Do this. Which lines hold the word "Observe"? Copy each one.

Dataset extract.
»»
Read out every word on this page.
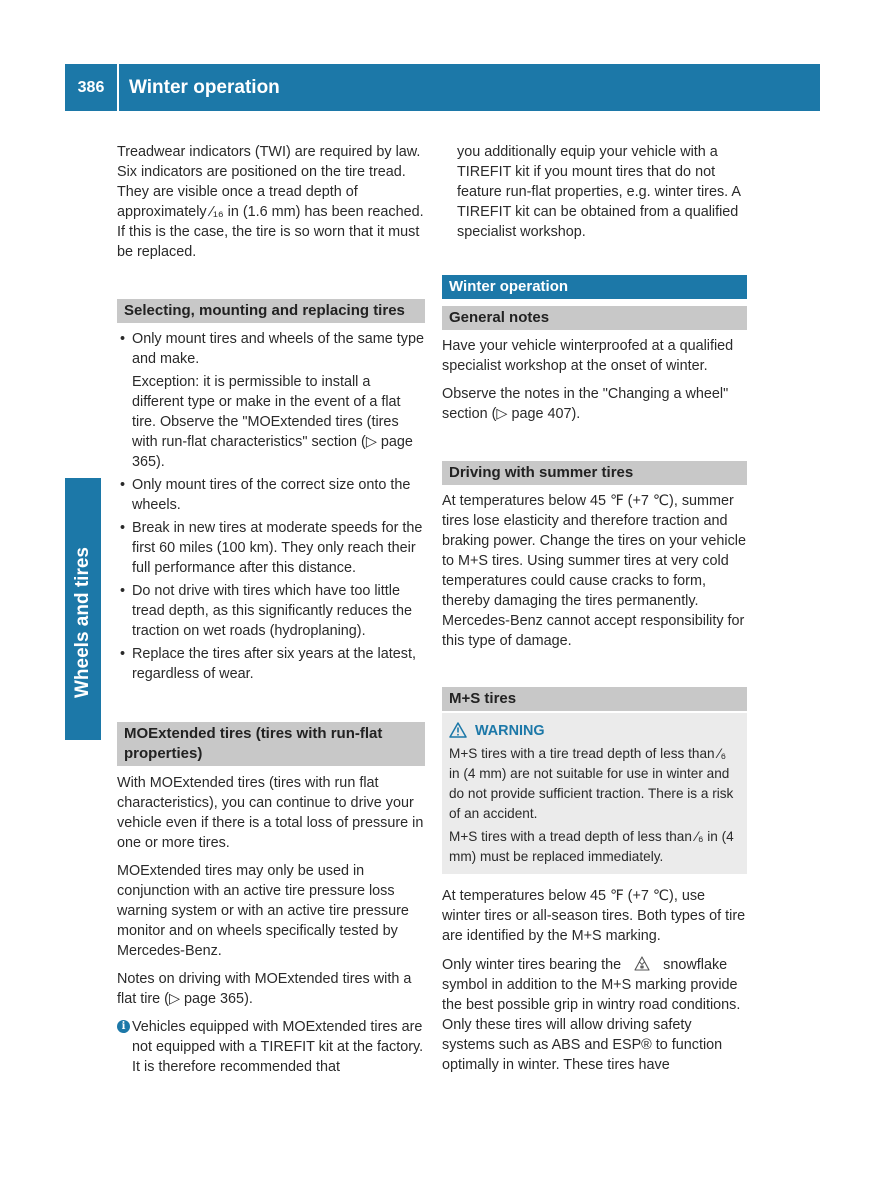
386	Winter operation
Wheels and tires

Treadwear indicators (TWI) are required by law. Six indicators are positioned on the tire tread. They are visible once a tread depth of approximately ⁄₁₆ in (1.6 mm) has been reached. If this is the case, the tire is so worn that it must be replaced.

Selecting, mounting and replacing tires
• Only mount tires and wheels of the same type and make.
Exception: it is permissible to install a different type or make in the event of a flat tire. Observe the "MOExtended tires (tires with run-flat characteristics" section (▷ page 365).
• Only mount tires of the correct size onto the wheels.
• Break in new tires at moderate speeds for the first 60 miles (100 km). They only reach their full performance after this distance.
• Do not drive with tires which have too little tread depth, as this significantly reduces the traction on wet roads (hydroplaning).
• Replace the tires after six years at the latest, regardless of wear.
MOExtended tires (tires with run-flat properties)

With MOExtended tires (tires with run flat characteristics), you can continue to drive your vehicle even if there is a total loss of pressure in one or more tires.

MOExtended tires may only be used in conjunction with an active tire pressure loss warning system or with an active tire pressure monitor and on wheels specifically tested by Mercedes-Benz.

Notes on driving with MOExtended tires with a flat tire (▷ page 365).

i Vehicles equipped with MOExtended tires are not equipped with a TIREFIT kit at the factory. It is therefore recommended that

you additionally equip your vehicle with a TIREFIT kit if you mount tires that do not feature run-flat properties, e.g. winter tires. A TIREFIT kit can be obtained from a qualified specialist workshop.

Winter operation
General notes

Have your vehicle winterproofed at a qualified specialist workshop at the onset of winter.

Observe the notes in the "Changing a wheel" section (▷ page 407).

Driving with summer tires

At temperatures below 45 ℉ (+7 ℃), summer tires lose elasticity and therefore traction and braking power. Change the tires on your vehicle to M+S tires. Using summer tires at very cold temperatures could cause cracks to form, thereby damaging the tires permanently. Mercedes-Benz cannot accept responsibility for this type of damage.

M+S tires
WARNING

M+S tires with a tire tread depth of less than ⁄₆ in (4 mm) are not suitable for use in winter and do not provide sufficient traction. There is a risk of an accident.

M+S tires with a tread depth of less than ⁄₆ in (4 mm) must be replaced immediately.

At temperatures below 45 ℉ (+7 ℃), use winter tires or all-season tires. Both types of tire are identified by the M+S marking.

Only winter tires bearing the	snowflake symbol in addition to the M+S marking provide the best possible grip in wintry road conditions. Only these tires will allow driving safety systems such as ABS and ESP® to function optimally in winter. These tires have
««
Solution for this problem.
Exception: it is permissible to install a different type or make in the event of a flat tire. Observe the "MOExtended tires (tires with run-flat characteristics" section (▷ page 365).
Observe the notes in the "Changing a wheel" section (▷ page 407).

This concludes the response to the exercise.